#### PROBLEM STATEMENT:
Will you quote all of the entries, word for word?
┄┄┄┄┄┄
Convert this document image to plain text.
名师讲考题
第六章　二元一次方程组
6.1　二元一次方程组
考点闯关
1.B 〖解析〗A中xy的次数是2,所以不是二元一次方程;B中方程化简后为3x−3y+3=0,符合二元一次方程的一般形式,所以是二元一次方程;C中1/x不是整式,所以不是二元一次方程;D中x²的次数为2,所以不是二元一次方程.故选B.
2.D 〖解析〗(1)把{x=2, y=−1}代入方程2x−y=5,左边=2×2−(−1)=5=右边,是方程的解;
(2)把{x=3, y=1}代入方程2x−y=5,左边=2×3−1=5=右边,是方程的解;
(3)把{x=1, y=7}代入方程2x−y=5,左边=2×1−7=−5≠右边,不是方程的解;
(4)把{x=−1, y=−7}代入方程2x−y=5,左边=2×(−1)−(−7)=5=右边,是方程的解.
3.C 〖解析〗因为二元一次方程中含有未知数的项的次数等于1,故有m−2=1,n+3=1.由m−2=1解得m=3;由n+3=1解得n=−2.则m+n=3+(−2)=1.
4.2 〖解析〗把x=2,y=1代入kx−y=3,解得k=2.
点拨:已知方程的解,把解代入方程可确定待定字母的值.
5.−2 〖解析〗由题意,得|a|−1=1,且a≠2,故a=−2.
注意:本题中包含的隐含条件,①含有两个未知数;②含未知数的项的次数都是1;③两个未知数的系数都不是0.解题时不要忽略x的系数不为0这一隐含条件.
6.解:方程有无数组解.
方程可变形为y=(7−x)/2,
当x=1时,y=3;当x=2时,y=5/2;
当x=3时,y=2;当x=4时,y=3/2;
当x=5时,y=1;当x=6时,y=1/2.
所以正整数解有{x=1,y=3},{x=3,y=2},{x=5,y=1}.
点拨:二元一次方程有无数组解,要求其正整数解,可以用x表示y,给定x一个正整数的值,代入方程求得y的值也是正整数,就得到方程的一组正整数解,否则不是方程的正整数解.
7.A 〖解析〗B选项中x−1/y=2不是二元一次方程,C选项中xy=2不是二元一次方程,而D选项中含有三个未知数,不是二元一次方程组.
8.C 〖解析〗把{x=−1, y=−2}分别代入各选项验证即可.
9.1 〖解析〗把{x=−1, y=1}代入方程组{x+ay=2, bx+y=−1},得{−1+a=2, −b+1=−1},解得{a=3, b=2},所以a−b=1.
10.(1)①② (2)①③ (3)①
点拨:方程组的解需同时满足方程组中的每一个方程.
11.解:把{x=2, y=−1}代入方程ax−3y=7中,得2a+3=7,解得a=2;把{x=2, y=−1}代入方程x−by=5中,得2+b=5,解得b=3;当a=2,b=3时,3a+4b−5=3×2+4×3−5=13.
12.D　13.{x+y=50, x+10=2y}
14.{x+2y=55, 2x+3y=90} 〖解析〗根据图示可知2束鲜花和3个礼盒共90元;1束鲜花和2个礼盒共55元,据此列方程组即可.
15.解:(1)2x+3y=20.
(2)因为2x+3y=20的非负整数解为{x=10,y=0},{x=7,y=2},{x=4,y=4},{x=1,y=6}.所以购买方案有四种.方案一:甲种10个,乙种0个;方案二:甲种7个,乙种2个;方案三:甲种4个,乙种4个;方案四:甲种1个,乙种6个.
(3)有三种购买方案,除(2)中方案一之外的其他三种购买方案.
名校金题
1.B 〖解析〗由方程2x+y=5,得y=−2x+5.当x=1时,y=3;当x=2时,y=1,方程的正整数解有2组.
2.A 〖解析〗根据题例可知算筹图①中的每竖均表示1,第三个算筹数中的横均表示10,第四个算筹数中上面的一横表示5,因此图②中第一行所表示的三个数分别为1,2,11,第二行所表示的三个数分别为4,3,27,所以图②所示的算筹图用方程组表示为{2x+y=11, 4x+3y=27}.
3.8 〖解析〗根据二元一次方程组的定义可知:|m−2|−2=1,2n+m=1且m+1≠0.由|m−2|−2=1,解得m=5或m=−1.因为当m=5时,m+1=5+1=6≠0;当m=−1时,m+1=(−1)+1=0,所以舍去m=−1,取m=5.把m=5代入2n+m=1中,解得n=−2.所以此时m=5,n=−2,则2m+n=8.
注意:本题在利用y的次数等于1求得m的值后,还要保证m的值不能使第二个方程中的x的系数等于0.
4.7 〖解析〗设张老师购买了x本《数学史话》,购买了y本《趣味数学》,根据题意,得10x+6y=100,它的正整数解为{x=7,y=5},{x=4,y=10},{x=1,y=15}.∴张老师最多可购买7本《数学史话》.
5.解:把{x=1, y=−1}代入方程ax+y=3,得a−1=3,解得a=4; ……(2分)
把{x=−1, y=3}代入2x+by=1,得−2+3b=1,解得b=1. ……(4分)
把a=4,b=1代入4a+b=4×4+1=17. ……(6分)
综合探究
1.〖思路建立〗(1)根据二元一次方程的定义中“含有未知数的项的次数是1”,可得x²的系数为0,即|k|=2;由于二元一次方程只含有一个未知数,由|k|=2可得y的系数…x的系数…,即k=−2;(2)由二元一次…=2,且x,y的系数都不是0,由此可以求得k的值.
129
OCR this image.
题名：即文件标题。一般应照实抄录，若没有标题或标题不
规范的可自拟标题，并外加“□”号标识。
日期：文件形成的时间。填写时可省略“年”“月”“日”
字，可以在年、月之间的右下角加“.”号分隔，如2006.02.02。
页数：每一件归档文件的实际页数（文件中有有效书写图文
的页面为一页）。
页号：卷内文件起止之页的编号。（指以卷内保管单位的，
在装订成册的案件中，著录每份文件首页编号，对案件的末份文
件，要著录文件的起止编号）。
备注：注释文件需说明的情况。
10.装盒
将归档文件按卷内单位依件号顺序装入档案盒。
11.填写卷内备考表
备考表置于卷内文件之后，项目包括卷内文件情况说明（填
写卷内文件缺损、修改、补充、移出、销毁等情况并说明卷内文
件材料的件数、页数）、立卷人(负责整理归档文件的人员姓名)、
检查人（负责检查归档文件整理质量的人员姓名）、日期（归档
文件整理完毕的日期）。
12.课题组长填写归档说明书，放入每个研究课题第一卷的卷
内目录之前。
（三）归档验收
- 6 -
┄┄┄┄┄┄
#### FULL RESPONSE:
Convert this document image to plain text.
名师讲考题
第六章　二元一次方程组
6.1　二元一次方程组
考点闯关
1.B 〖解析〗A中xy的次数是2,所以不是二元一次方程;B中方程化简后为3x−3y+3=0,符合二元一次方程的一般形式,所以是二元一次方程;C中1/x不是整式,所以不是二元一次方程;D中x²的次数为2,所以不是二元一次方程.故选B.
2.D 〖解析〗(1)把{x=2, y=−1}代入方程2x−y=5,左边=2×2−(−1)=5=右边,是方程的解;
(2)把{x=3, y=1}代入方程2x−y=5,左边=2×3−1=5=右边,是方程的解;
(3)把{x=1, y=7}代入方程2x−y=5,左边=2×1−7=−5≠右边,不是方程的解;
(4)把{x=−1, y=−7}代入方程2x−y=5,左边=2×(−1)−(−7)=5=右边,是方程的解.
3.C 〖解析〗因为二元一次方程中含有未知数的项的次数等于1,故有m−2=1,n+3=1.由m−2=1解得m=3;由n+3=1解得n=−2.则m+n=3+(−2)=1.
4.2 〖解析〗把x=2,y=1代入kx−y=3,解得k=2.
点拨:已知方程的解,把解代入方程可确定待定字母的值.
5.−2 〖解析〗由题意,得|a|−1=1,且a≠2,故a=−2.
注意:本题中包含的隐含条件,①含有两个未知数;②含未知数的项的次数都是1;③两个未知数的系数都不是0.解题时不要忽略x的系数不为0这一隐含条件.
6.解:方程有无数组解.
方程可变形为y=(7−x)/2,
当x=1时,y=3;当x=2时,y=5/2;
当x=3时,y=2;当x=4时,y=3/2;
当x=5时,y=1;当x=6时,y=1/2.
所以正整数解有{x=1,y=3},{x=3,y=2},{x=5,y=1}.
点拨:二元一次方程有无数组解,要求其正整数解,可以用x表示y,给定x一个正整数的值,代入方程求得y的值也是正整数,就得到方程的一组正整数解,否则不是方程的正整数解.
7.A 〖解析〗B选项中x−1/y=2不是二元一次方程,C选项中xy=2不是二元一次方程,而D选项中含有三个未知数,不是二元一次方程组.
8.C 〖解析〗把{x=−1, y=−2}分别代入各选项验证即可.
9.1 〖解析〗把{x=−1, y=1}代入方程组{x+ay=2, bx+y=−1},得{−1+a=2, −b+1=−1},解得{a=3, b=2},所以a−b=1.
10.(1)①② (2)①③ (3)①
点拨:方程组的解需同时满足方程组中的每一个方程.
11.解:把{x=2, y=−1}代入方程ax−3y=7中,得2a+3=7,解得a=2;把{x=2, y=−1}代入方程x−by=5中,得2+b=5,解得b=3;当a=2,b=3时,3a+4b−5=3×2+4×3−5=13.
12.D　13.{x+y=50, x+10=2y}
14.{x+2y=55, 2x+3y=90} 〖解析〗根据图示可知2束鲜花和3个礼盒共90元;1束鲜花和2个礼盒共55元,据此列方程组即可.
15.解:(1)2x+3y=20.
(2)因为2x+3y=20的非负整数解为{x=10,y=0},{x=7,y=2},{x=4,y=4},{x=1,y=6}.所以购买方案有四种.方案一:甲种10个,乙种0个;方案二:甲种7个,乙种2个;方案三:甲种4个,乙种4个;方案四:甲种1个,乙种6个.
(3)有三种购买方案,除(2)中方案一之外的其他三种购买方案.
名校金题
1.B 〖解析〗由方程2x+y=5,得y=−2x+5.当x=1时,y=3;当x=2时,y=1,方程的正整数解有2组.
2.A 〖解析〗根据题例可知算筹图①中的每竖均表示1,第三个算筹数中的横均表示10,第四个算筹数中上面的一横表示5,因此图②中第一行所表示的三个数分别为1,2,11,第二行所表示的三个数分别为4,3,27,所以图②所示的算筹图用方程组表示为{2x+y=11, 4x+3y=27}.
3.8 〖解析〗根据二元一次方程组的定义可知:|m−2|−2=1,2n+m=1且m+1≠0.由|m−2|−2=1,解得m=5或m=−1.因为当m=5时,m+1=5+1=6≠0;当m=−1时,m+1=(−1)+1=0,所以舍去m=−1,取m=5.把m=5代入2n+m=1中,解得n=−2.所以此时m=5,n=−2,则2m+n=8.
注意:本题在利用y的次数等于1求得m的值后,还要保证m的值不能使第二个方程中的x的系数等于0.
4.7 〖解析〗设张老师购买了x本《数学史话》,购买了y本《趣味数学》,根据题意,得10x+6y=100,它的正整数解为{x=7,y=5},{x=4,y=10},{x=1,y=15}.∴张老师最多可购买7本《数学史话》.
5.解:把{x=1, y=−1}代入方程ax+y=3,得a−1=3,解得a=4; ……(2分)
把{x=−1, y=3}代入2x+by=1,得−2+3b=1,解得b=1. ……(4分)
把a=4,b=1代入4a+b=4×4+1=17. ……(6分)
综合探究
1.〖思路建立〗(1)根据二元一次方程的定义中“含有未知数的项的次数是1”,可得x²的系数为0,即|k|=2;由于二元一次方程只含有一个未知数,由|k|=2可得y的系数…x的系数…,即k=−2;(2)由二元一次…=2,且x,y的系数都不是0,由此可以求得k的值.
129
OCR this image.
题名：即文件标题。一般应照实抄录，若没有标题或标题不
规范的可自拟标题，并外加“□”号标识。
日期：文件形成的时间。填写时可省略“年”“月”“日”
字，可以在年、月之间的右下角加“.”号分隔，如2006.02.02。
页数：每一件归档文件的实际页数（文件中有有效书写图文
的页面为一页）。
页号：卷内文件起止之页的编号。（指以卷内保管单位的，
在装订成册的案件中，著录每份文件首页编号，对案件的末份文
件，要著录文件的起止编号）。
备注：注释文件需说明的情况。
10.装盒
将归档文件按卷内单位依件号顺序装入档案盒。
11.填写卷内备考表
备考表置于卷内文件之后，项目包括卷内文件情况说明（填
写卷内文件缺损、修改、补充、移出、销毁等情况并说明卷内文
件材料的件数、页数）、立卷人(负责整理归档文件的人员姓名)、
检查人（负责检查归档文件整理质量的人员姓名）、日期（归档
文件整理完毕的日期）。
12.课题组长填写归档说明书，放入每个研究课题第一卷的卷
内目录之前。
（三）归档验收
- 6 -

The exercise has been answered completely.